■ **Data lines**
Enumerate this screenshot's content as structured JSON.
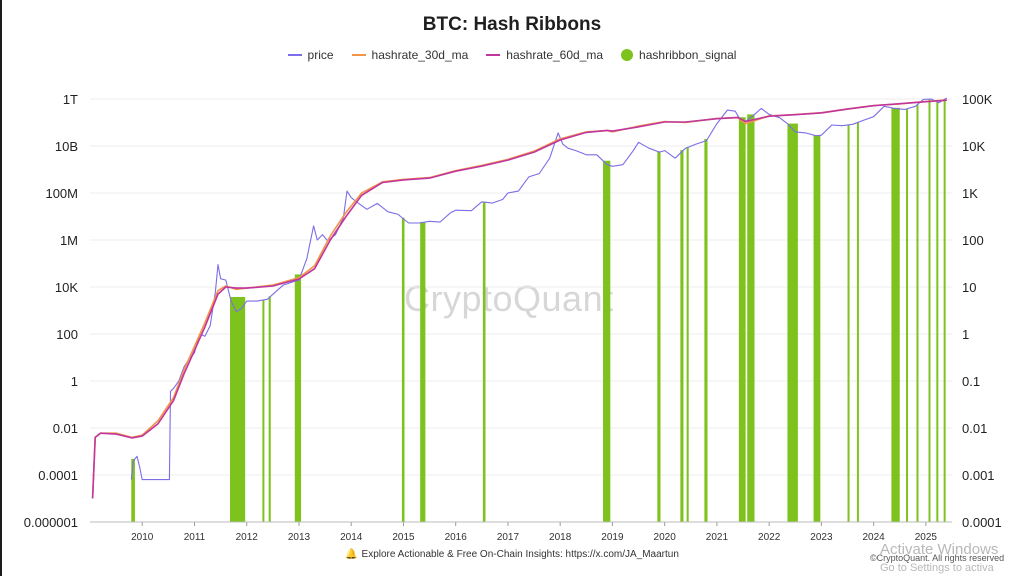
{
  "title": "BTC: Hash Ribbons",
  "legend": [
    {
      "label": "price",
      "color": "#7b6ee8",
      "shape": "line"
    },
    {
      "label": "hashrate_30d_ma",
      "color": "#f0954a",
      "shape": "line"
    },
    {
      "label": "hashrate_60d_ma",
      "color": "#c0369c",
      "shape": "line"
    },
    {
      "label": "hashribbon_signal",
      "color": "#7ec31d",
      "shape": "dot"
    }
  ],
  "watermark": "CryptoQuant",
  "footer": {
    "text": "Explore Actionable & Free On-Chain Insights: https://x.com/JA_Maartun",
    "icon": "bell-icon"
  },
  "copyright": "©CryptoQuant. All rights reserved",
  "overlay": {
    "line1": "Activate Windows",
    "line2": "Go to Settings to activa"
  },
  "chart_data": {
    "type": "line",
    "title": "BTC: Hash Ribbons",
    "x_ticks": [
      "2010",
      "2011",
      "2012",
      "2013",
      "2014",
      "2015",
      "2016",
      "2017",
      "2018",
      "2019",
      "2020",
      "2021",
      "2022",
      "2023",
      "2024",
      "2025"
    ],
    "x_range": [
      2009.0,
      2025.5
    ],
    "y_left_ticks": [
      "1T",
      "10B",
      "100M",
      "1M",
      "10K",
      "100",
      "1",
      "0.01",
      "0.0001",
      "0.000001"
    ],
    "y_left_range_log10": [
      -6,
      12
    ],
    "y_left_scale": "log",
    "y_right_ticks": [
      "100K",
      "10K",
      "1K",
      "100",
      "10",
      "1",
      "0.1",
      "0.01",
      "0.001",
      "0.0001"
    ],
    "y_right_range_log10": [
      -4,
      5
    ],
    "y_right_scale": "log",
    "grid": "horizontal",
    "legend_position": "top-center",
    "series": [
      {
        "name": "price",
        "axis": "right",
        "color": "#7b6ee8",
        "points": [
          [
            2009.79,
            0.0008
          ],
          [
            2009.83,
            0.002
          ],
          [
            2009.9,
            0.0025
          ],
          [
            2009.95,
            0.0015
          ],
          [
            2010.0,
            0.0008
          ],
          [
            2010.05,
            0.0008
          ],
          [
            2010.3,
            0.0008
          ],
          [
            2010.52,
            0.0008
          ],
          [
            2010.54,
            0.06
          ],
          [
            2010.6,
            0.07
          ],
          [
            2010.7,
            0.1
          ],
          [
            2010.8,
            0.2
          ],
          [
            2010.9,
            0.3
          ],
          [
            2011.0,
            0.4
          ],
          [
            2011.1,
            1.0
          ],
          [
            2011.2,
            0.9
          ],
          [
            2011.3,
            1.5
          ],
          [
            2011.4,
            8
          ],
          [
            2011.45,
            30
          ],
          [
            2011.5,
            15
          ],
          [
            2011.6,
            14
          ],
          [
            2011.7,
            5
          ],
          [
            2011.8,
            3
          ],
          [
            2011.9,
            3.5
          ],
          [
            2012.0,
            5
          ],
          [
            2012.2,
            5
          ],
          [
            2012.4,
            5.5
          ],
          [
            2012.5,
            7
          ],
          [
            2012.7,
            11
          ],
          [
            2012.9,
            13
          ],
          [
            2013.0,
            14
          ],
          [
            2013.15,
            40
          ],
          [
            2013.28,
            200
          ],
          [
            2013.35,
            100
          ],
          [
            2013.45,
            130
          ],
          [
            2013.55,
            95
          ],
          [
            2013.7,
            130
          ],
          [
            2013.85,
            300
          ],
          [
            2013.92,
            1100
          ],
          [
            2014.0,
            800
          ],
          [
            2014.1,
            650
          ],
          [
            2014.3,
            450
          ],
          [
            2014.5,
            600
          ],
          [
            2014.7,
            400
          ],
          [
            2014.9,
            350
          ],
          [
            2015.0,
            280
          ],
          [
            2015.1,
            230
          ],
          [
            2015.3,
            230
          ],
          [
            2015.5,
            250
          ],
          [
            2015.7,
            240
          ],
          [
            2015.9,
            380
          ],
          [
            2016.0,
            430
          ],
          [
            2016.3,
            420
          ],
          [
            2016.5,
            650
          ],
          [
            2016.7,
            610
          ],
          [
            2016.9,
            730
          ],
          [
            2017.0,
            1000
          ],
          [
            2017.2,
            1100
          ],
          [
            2017.4,
            2200
          ],
          [
            2017.6,
            2600
          ],
          [
            2017.8,
            5500
          ],
          [
            2017.96,
            19000
          ],
          [
            2018.05,
            11000
          ],
          [
            2018.15,
            9000
          ],
          [
            2018.3,
            8000
          ],
          [
            2018.5,
            6500
          ],
          [
            2018.7,
            6500
          ],
          [
            2018.9,
            4000
          ],
          [
            2019.0,
            3700
          ],
          [
            2019.2,
            4000
          ],
          [
            2019.4,
            8000
          ],
          [
            2019.5,
            12000
          ],
          [
            2019.7,
            9000
          ],
          [
            2019.9,
            7400
          ],
          [
            2020.0,
            8000
          ],
          [
            2020.2,
            5500
          ],
          [
            2020.4,
            9000
          ],
          [
            2020.6,
            11000
          ],
          [
            2020.8,
            13000
          ],
          [
            2021.0,
            30000
          ],
          [
            2021.2,
            58000
          ],
          [
            2021.35,
            55000
          ],
          [
            2021.45,
            36000
          ],
          [
            2021.55,
            33000
          ],
          [
            2021.7,
            45000
          ],
          [
            2021.85,
            63000
          ],
          [
            2022.0,
            47000
          ],
          [
            2022.2,
            40000
          ],
          [
            2022.35,
            30000
          ],
          [
            2022.5,
            20000
          ],
          [
            2022.7,
            19000
          ],
          [
            2022.9,
            16500
          ],
          [
            2023.0,
            17000
          ],
          [
            2023.2,
            28000
          ],
          [
            2023.4,
            27000
          ],
          [
            2023.6,
            29000
          ],
          [
            2023.8,
            35000
          ],
          [
            2024.0,
            42000
          ],
          [
            2024.2,
            70000
          ],
          [
            2024.4,
            63000
          ],
          [
            2024.6,
            60000
          ],
          [
            2024.8,
            70000
          ],
          [
            2024.95,
            98000
          ],
          [
            2025.1,
            100000
          ],
          [
            2025.25,
            84000
          ],
          [
            2025.4,
            105000
          ]
        ]
      },
      {
        "name": "hashrate_30d_ma",
        "axis": "left",
        "color": "#f0954a",
        "points": [
          [
            2009.05,
            1e-05
          ],
          [
            2009.1,
            0.004
          ],
          [
            2009.2,
            0.006
          ],
          [
            2009.5,
            0.006
          ],
          [
            2009.8,
            0.004
          ],
          [
            2010.0,
            0.005
          ],
          [
            2010.3,
            0.02
          ],
          [
            2010.6,
            0.2
          ],
          [
            2010.8,
            3
          ],
          [
            2011.0,
            30
          ],
          [
            2011.2,
            300
          ],
          [
            2011.45,
            7000
          ],
          [
            2011.6,
            11000
          ],
          [
            2011.8,
            8000
          ],
          [
            2012.0,
            9000
          ],
          [
            2012.5,
            12000
          ],
          [
            2013.0,
            25000
          ],
          [
            2013.3,
            80000
          ],
          [
            2013.6,
            1500000
          ],
          [
            2013.9,
            15000000
          ],
          [
            2014.2,
            100000000
          ],
          [
            2014.6,
            300000000
          ],
          [
            2015.0,
            380000000
          ],
          [
            2015.5,
            450000000
          ],
          [
            2016.0,
            900000000
          ],
          [
            2016.5,
            1500000000
          ],
          [
            2017.0,
            2700000000
          ],
          [
            2017.5,
            6000000000
          ],
          [
            2018.0,
            20000000000
          ],
          [
            2018.5,
            40000000000
          ],
          [
            2018.9,
            45000000000
          ],
          [
            2019.0,
            40000000000
          ],
          [
            2019.5,
            70000000000
          ],
          [
            2020.0,
            110000000000
          ],
          [
            2020.4,
            100000000000
          ],
          [
            2021.0,
            150000000000
          ],
          [
            2021.4,
            160000000000
          ],
          [
            2021.55,
            90000000000
          ],
          [
            2022.0,
            190000000000
          ],
          [
            2022.5,
            220000000000
          ],
          [
            2023.0,
            260000000000
          ],
          [
            2023.5,
            380000000000
          ],
          [
            2024.0,
            530000000000
          ],
          [
            2024.5,
            620000000000
          ],
          [
            2025.0,
            790000000000
          ],
          [
            2025.4,
            900000000000
          ]
        ]
      },
      {
        "name": "hashrate_60d_ma",
        "axis": "left",
        "color": "#c0369c",
        "points": [
          [
            2009.05,
            1e-05
          ],
          [
            2009.1,
            0.004
          ],
          [
            2009.2,
            0.006
          ],
          [
            2009.5,
            0.0055
          ],
          [
            2009.8,
            0.0038
          ],
          [
            2010.0,
            0.0045
          ],
          [
            2010.3,
            0.015
          ],
          [
            2010.6,
            0.15
          ],
          [
            2010.8,
            2
          ],
          [
            2011.0,
            20
          ],
          [
            2011.2,
            200
          ],
          [
            2011.45,
            5000
          ],
          [
            2011.6,
            10000
          ],
          [
            2011.8,
            9000
          ],
          [
            2012.0,
            9000
          ],
          [
            2012.5,
            11000
          ],
          [
            2013.0,
            22000
          ],
          [
            2013.3,
            60000
          ],
          [
            2013.6,
            1000000
          ],
          [
            2013.9,
            10000000
          ],
          [
            2014.2,
            80000000
          ],
          [
            2014.6,
            280000000
          ],
          [
            2015.0,
            360000000
          ],
          [
            2015.5,
            430000000
          ],
          [
            2016.0,
            850000000
          ],
          [
            2016.5,
            1400000000
          ],
          [
            2017.0,
            2500000000
          ],
          [
            2017.5,
            5500000000
          ],
          [
            2018.0,
            18000000000
          ],
          [
            2018.5,
            38000000000
          ],
          [
            2018.9,
            46000000000
          ],
          [
            2019.0,
            43000000000
          ],
          [
            2019.5,
            65000000000
          ],
          [
            2020.0,
            105000000000
          ],
          [
            2020.4,
            105000000000
          ],
          [
            2021.0,
            145000000000
          ],
          [
            2021.4,
            165000000000
          ],
          [
            2021.55,
            110000000000
          ],
          [
            2022.0,
            185000000000
          ],
          [
            2022.5,
            215000000000
          ],
          [
            2023.0,
            255000000000
          ],
          [
            2023.5,
            370000000000
          ],
          [
            2024.0,
            520000000000
          ],
          [
            2024.5,
            630000000000
          ],
          [
            2025.0,
            770000000000
          ],
          [
            2025.4,
            890000000000
          ]
        ]
      }
    ],
    "hashribbon_signal_periods": [
      [
        2009.79,
        2009.86
      ],
      [
        2011.68,
        2011.97
      ],
      [
        2012.3,
        2012.32
      ],
      [
        2012.42,
        2012.46
      ],
      [
        2012.92,
        2013.04
      ],
      [
        2014.97,
        2015.02
      ],
      [
        2015.32,
        2015.42
      ],
      [
        2016.52,
        2016.57
      ],
      [
        2018.82,
        2018.96
      ],
      [
        2019.86,
        2019.92
      ],
      [
        2020.3,
        2020.36
      ],
      [
        2020.42,
        2020.46
      ],
      [
        2020.76,
        2020.82
      ],
      [
        2021.42,
        2021.55
      ],
      [
        2021.58,
        2021.72
      ],
      [
        2022.35,
        2022.55
      ],
      [
        2022.85,
        2022.98
      ],
      [
        2023.5,
        2023.53
      ],
      [
        2023.68,
        2023.71
      ],
      [
        2024.34,
        2024.5
      ],
      [
        2024.62,
        2024.65
      ],
      [
        2024.82,
        2024.84
      ],
      [
        2025.05,
        2025.07
      ],
      [
        2025.2,
        2025.23
      ],
      [
        2025.34,
        2025.37
      ]
    ],
    "hashribbon_signal_color": "#7ec31d"
  }
}
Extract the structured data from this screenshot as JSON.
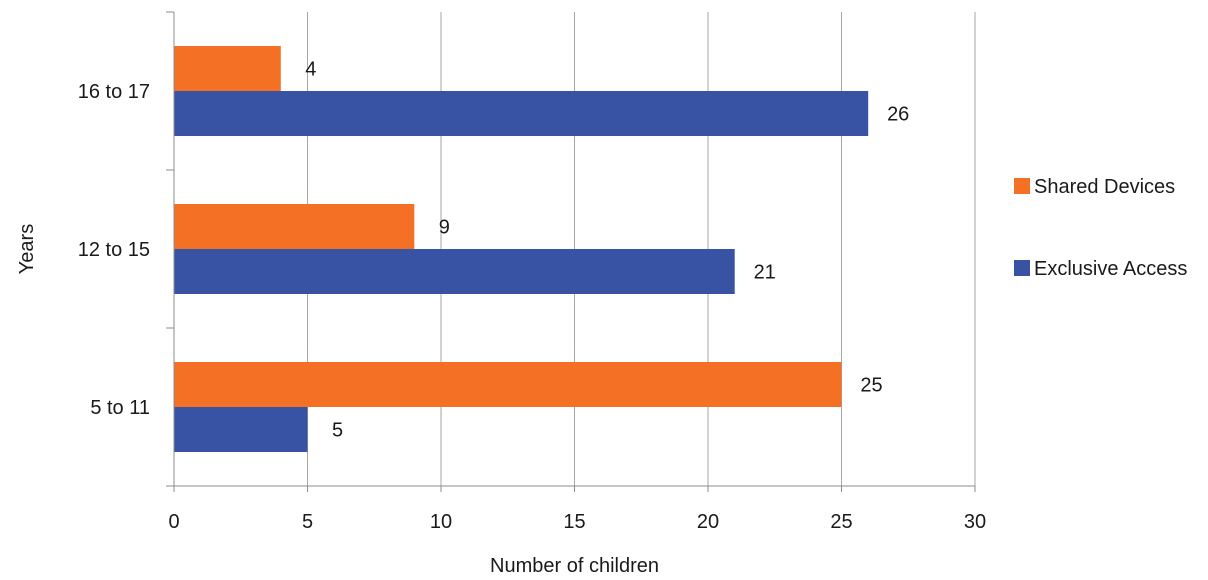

■ **Your task**
Extract every line of the records above that contains the word "label".

■ **Correct response**
      "label": "price",
      "label": "hashrate_30d_ma",
      "label": "hashrate_60d_ma",
      "label": "hashribbon_signal",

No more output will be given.